── Dataset records
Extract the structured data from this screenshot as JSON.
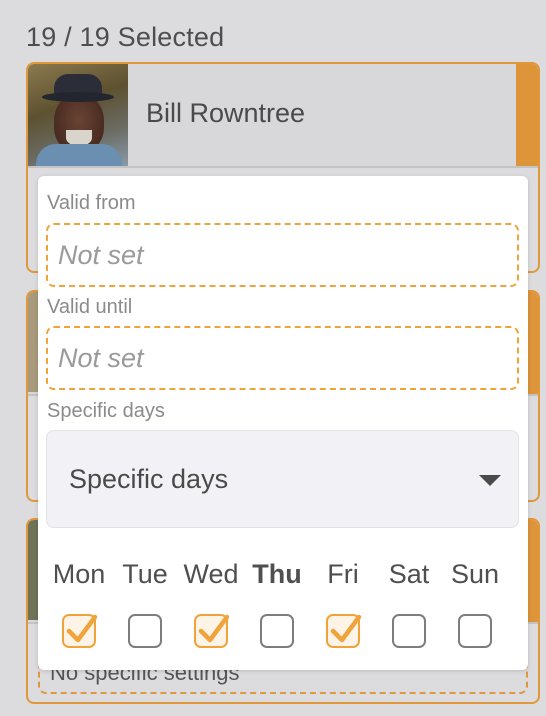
{
  "header": {
    "selection_count": "19 / 19 Selected"
  },
  "cards": [
    {
      "name": "Bill Rowntree"
    },
    {
      "name": ""
    },
    {
      "name": "",
      "setting_text": "No specific settings"
    }
  ],
  "panel": {
    "valid_from_label": "Valid from",
    "valid_from_value": "Not set",
    "valid_until_label": "Valid until",
    "valid_until_value": "Not set",
    "specific_days_label": "Specific days",
    "specific_days_selected": "Specific days",
    "days": [
      {
        "label": "Mon",
        "checked": true,
        "today": false
      },
      {
        "label": "Tue",
        "checked": false,
        "today": false
      },
      {
        "label": "Wed",
        "checked": true,
        "today": false
      },
      {
        "label": "Thu",
        "checked": false,
        "today": true
      },
      {
        "label": "Fri",
        "checked": true,
        "today": false
      },
      {
        "label": "Sat",
        "checked": false,
        "today": false
      },
      {
        "label": "Sun",
        "checked": false,
        "today": false
      }
    ]
  },
  "colors": {
    "accent": "#f0a33a",
    "card_border": "#e0983a",
    "background": "#dcdbde"
  }
}
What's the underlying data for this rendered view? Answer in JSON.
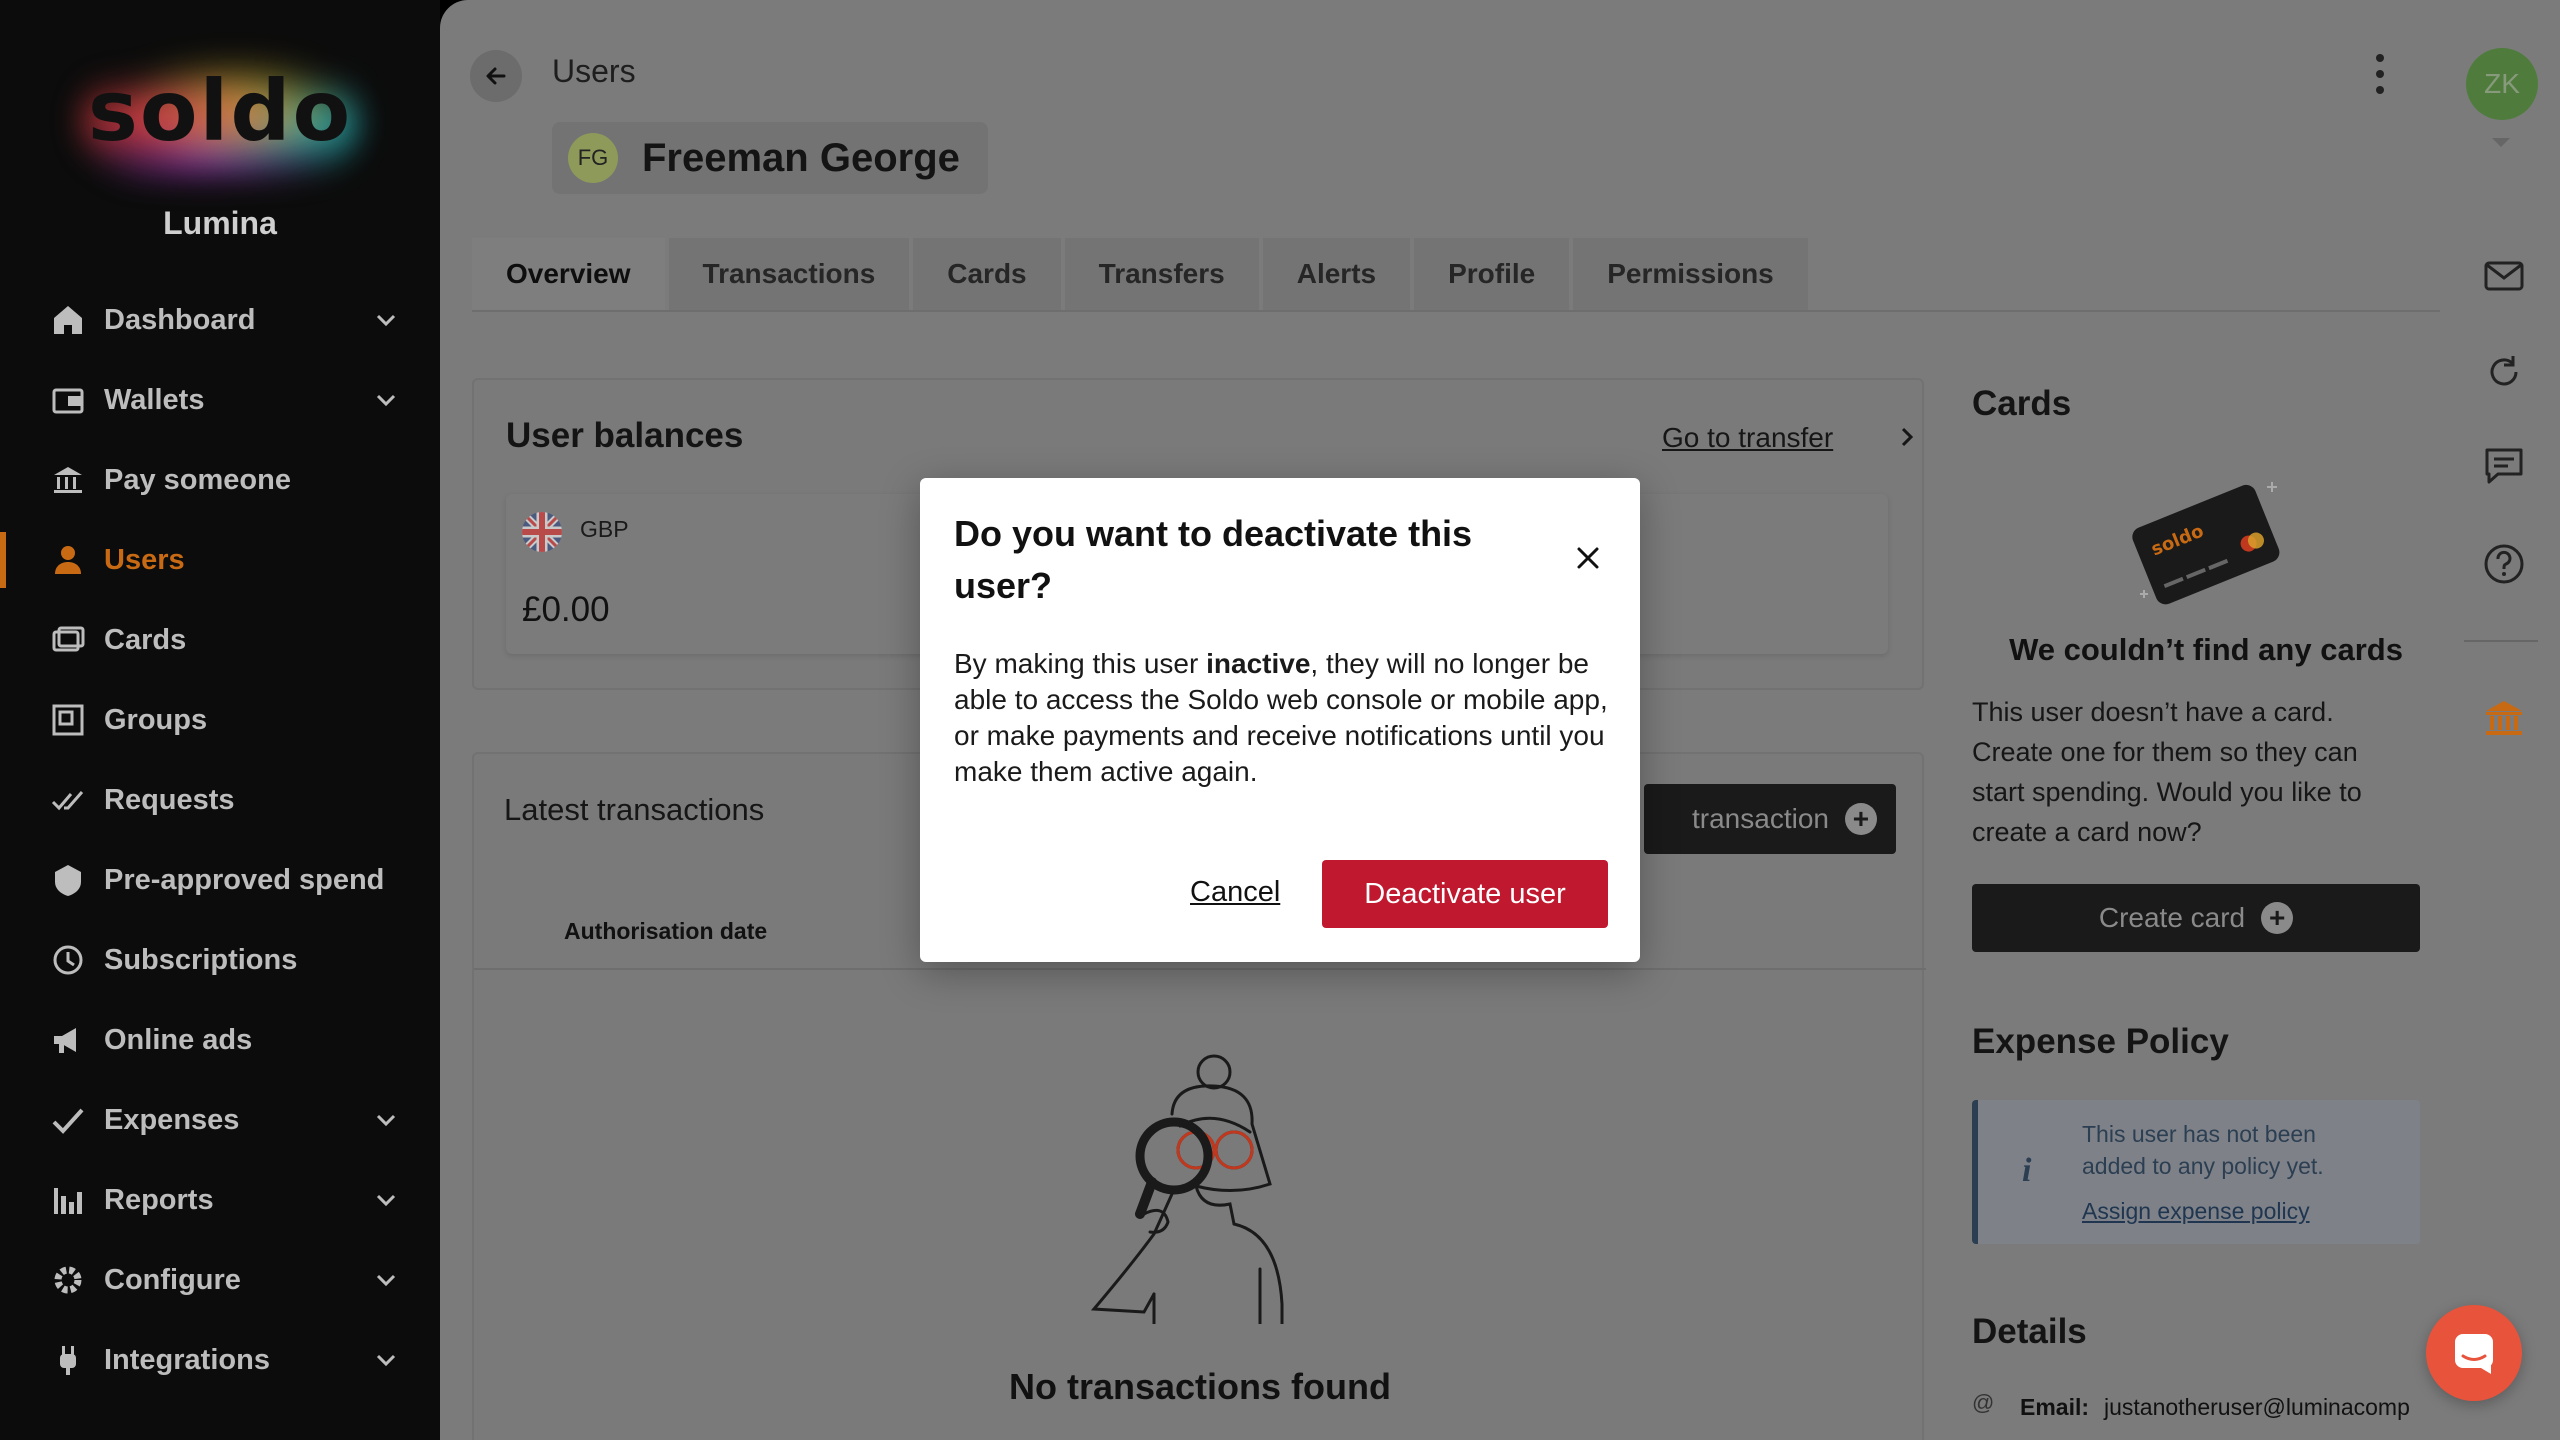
{
  "brand": {
    "logo": "soldo",
    "org": "Lumina"
  },
  "sidebar": {
    "items": [
      {
        "label": "Dashboard",
        "icon": "home-icon",
        "expandable": true
      },
      {
        "label": "Wallets",
        "icon": "wallet-icon",
        "expandable": true
      },
      {
        "label": "Pay someone",
        "icon": "bank-pay-icon",
        "expandable": false
      },
      {
        "label": "Users",
        "icon": "user-icon",
        "expandable": false,
        "active": true
      },
      {
        "label": "Cards",
        "icon": "cards-icon",
        "expandable": false
      },
      {
        "label": "Groups",
        "icon": "groups-icon",
        "expandable": false
      },
      {
        "label": "Requests",
        "icon": "requests-icon",
        "expandable": false
      },
      {
        "label": "Pre-approved spend",
        "icon": "shield-icon",
        "expandable": false
      },
      {
        "label": "Subscriptions",
        "icon": "clock-icon",
        "expandable": false
      },
      {
        "label": "Online ads",
        "icon": "megaphone-icon",
        "expandable": false
      },
      {
        "label": "Expenses",
        "icon": "checkmark-icon",
        "expandable": true
      },
      {
        "label": "Reports",
        "icon": "bar-chart-icon",
        "expandable": true
      },
      {
        "label": "Configure",
        "icon": "gear-icon",
        "expandable": true
      },
      {
        "label": "Integrations",
        "icon": "plug-icon",
        "expandable": true
      }
    ]
  },
  "header": {
    "breadcrumb": "Users",
    "user_initials": "FG",
    "user_name": "Freeman George"
  },
  "tabs": [
    "Overview",
    "Transactions",
    "Cards",
    "Transfers",
    "Alerts",
    "Profile",
    "Permissions"
  ],
  "balances": {
    "title": "User balances",
    "go_to_transfer": "Go to transfer",
    "currency": "GBP",
    "amount": "£0.00"
  },
  "latest": {
    "title": "Latest transactions",
    "add_button": "transaction",
    "col_auth_date": "Authorisation date",
    "empty_title": "No transactions found"
  },
  "cards_panel": {
    "title": "Cards",
    "empty_title": "We couldn’t find any cards",
    "empty_text": [
      "This user doesn’t have a card.",
      "Create one for them so they can",
      "start spending. Would you like to",
      "create a card now?"
    ],
    "create_button": "Create card",
    "card_logo": "soldo"
  },
  "expense_policy": {
    "title": "Expense Policy",
    "info_lines": [
      "This user has not been",
      "added to any policy yet."
    ],
    "link": "Assign expense policy"
  },
  "details": {
    "title": "Details",
    "email_label": "Email:",
    "email_value": "justanotheruser@luminacomp"
  },
  "util": {
    "avatar": "ZK"
  },
  "modal": {
    "title": "Do you want to deactivate this user?",
    "body_before": "By making this user ",
    "body_bold": "inactive",
    "body_after": ", they will no longer be able to access the Soldo web console or mobile app, or make payments and receive notifications until you make them active again.",
    "cancel": "Cancel",
    "confirm": "Deactivate user"
  },
  "colors": {
    "accent": "#c86a14",
    "danger": "#c0182f",
    "fab": "#e8533c"
  }
}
────
_What you should do:_
Every line above should be repeated exactly; pictures stay out of the copy.

_Task solution:_
Extract the structured data from this screenshot as JSON.
{
  "header": {
    "selection_count": "19 / 19 Selected"
  },
  "cards": [
    {
      "name": "Bill Rowntree"
    },
    {
      "name": ""
    },
    {
      "name": "",
      "setting_text": "No specific settings"
    }
  ],
  "panel": {
    "valid_from_label": "Valid from",
    "valid_from_value": "Not set",
    "valid_until_label": "Valid until",
    "valid_until_value": "Not set",
    "specific_days_label": "Specific days",
    "specific_days_selected": "Specific days",
    "days": [
      {
        "label": "Mon",
        "checked": true,
        "today": false
      },
      {
        "label": "Tue",
        "checked": false,
        "today": false
      },
      {
        "label": "Wed",
        "checked": true,
        "today": false
      },
      {
        "label": "Thu",
        "checked": false,
        "today": true
      },
      {
        "label": "Fri",
        "checked": true,
        "today": false
      },
      {
        "label": "Sat",
        "checked": false,
        "today": false
      },
      {
        "label": "Sun",
        "checked": false,
        "today": false
      }
    ]
  },
  "colors": {
    "accent": "#f0a33a",
    "card_border": "#e0983a",
    "background": "#dcdbde"
  }
}
What's the underlying data for this rendered view? Answer in JSON.
{
  "brand": {
    "logo": "soldo",
    "org": "Lumina"
  },
  "sidebar": {
    "items": [
      {
        "label": "Dashboard",
        "icon": "home-icon",
        "expandable": true
      },
      {
        "label": "Wallets",
        "icon": "wallet-icon",
        "expandable": true
      },
      {
        "label": "Pay someone",
        "icon": "bank-pay-icon",
        "expandable": false
      },
      {
        "label": "Users",
        "icon": "user-icon",
        "expandable": false,
        "active": true
      },
      {
        "label": "Cards",
        "icon": "cards-icon",
        "expandable": false
      },
      {
        "label": "Groups",
        "icon": "groups-icon",
        "expandable": false
      },
      {
        "label": "Requests",
        "icon": "requests-icon",
        "expandable": false
      },
      {
        "label": "Pre-approved spend",
        "icon": "shield-icon",
        "expandable": false
      },
      {
        "label": "Subscriptions",
        "icon": "clock-icon",
        "expandable": false
      },
      {
        "label": "Online ads",
        "icon": "megaphone-icon",
        "expandable": false
      },
      {
        "label": "Expenses",
        "icon": "checkmark-icon",
        "expandable": true
      },
      {
        "label": "Reports",
        "icon": "bar-chart-icon",
        "expandable": true
      },
      {
        "label": "Configure",
        "icon": "gear-icon",
        "expandable": true
      },
      {
        "label": "Integrations",
        "icon": "plug-icon",
        "expandable": true
      }
    ]
  },
  "header": {
    "breadcrumb": "Users",
    "user_initials": "FG",
    "user_name": "Freeman George"
  },
  "tabs": [
    "Overview",
    "Transactions",
    "Cards",
    "Transfers",
    "Alerts",
    "Profile",
    "Permissions"
  ],
  "balances": {
    "title": "User balances",
    "go_to_transfer": "Go to transfer",
    "currency": "GBP",
    "amount": "£0.00"
  },
  "latest": {
    "title": "Latest transactions",
    "add_button": "transaction",
    "col_auth_date": "Authorisation date",
    "empty_title": "No transactions found"
  },
  "cards_panel": {
    "title": "Cards",
    "empty_title": "We couldn’t find any cards",
    "empty_text": [
      "This user doesn’t have a card.",
      "Create one for them so they can",
      "start spending. Would you like to",
      "create a card now?"
    ],
    "create_button": "Create card",
    "card_logo": "soldo"
  },
  "expense_policy": {
    "title": "Expense Policy",
    "info_lines": [
      "This user has not been",
      "added to any policy yet."
    ],
    "link": "Assign expense policy"
  },
  "details": {
    "title": "Details",
    "email_label": "Email:",
    "email_value": "justanotheruser@luminacomp"
  },
  "util": {
    "avatar": "ZK"
  },
  "modal": {
    "title": "Do you want to deactivate this user?",
    "body_before": "By making this user ",
    "body_bold": "inactive",
    "body_after": ", they will no longer be able to access the Soldo web console or mobile app, or make payments and receive notifications until you make them active again.",
    "cancel": "Cancel",
    "confirm": "Deactivate user"
  },
  "colors": {
    "accent": "#c86a14",
    "danger": "#c0182f",
    "fab": "#e8533c"
  }
}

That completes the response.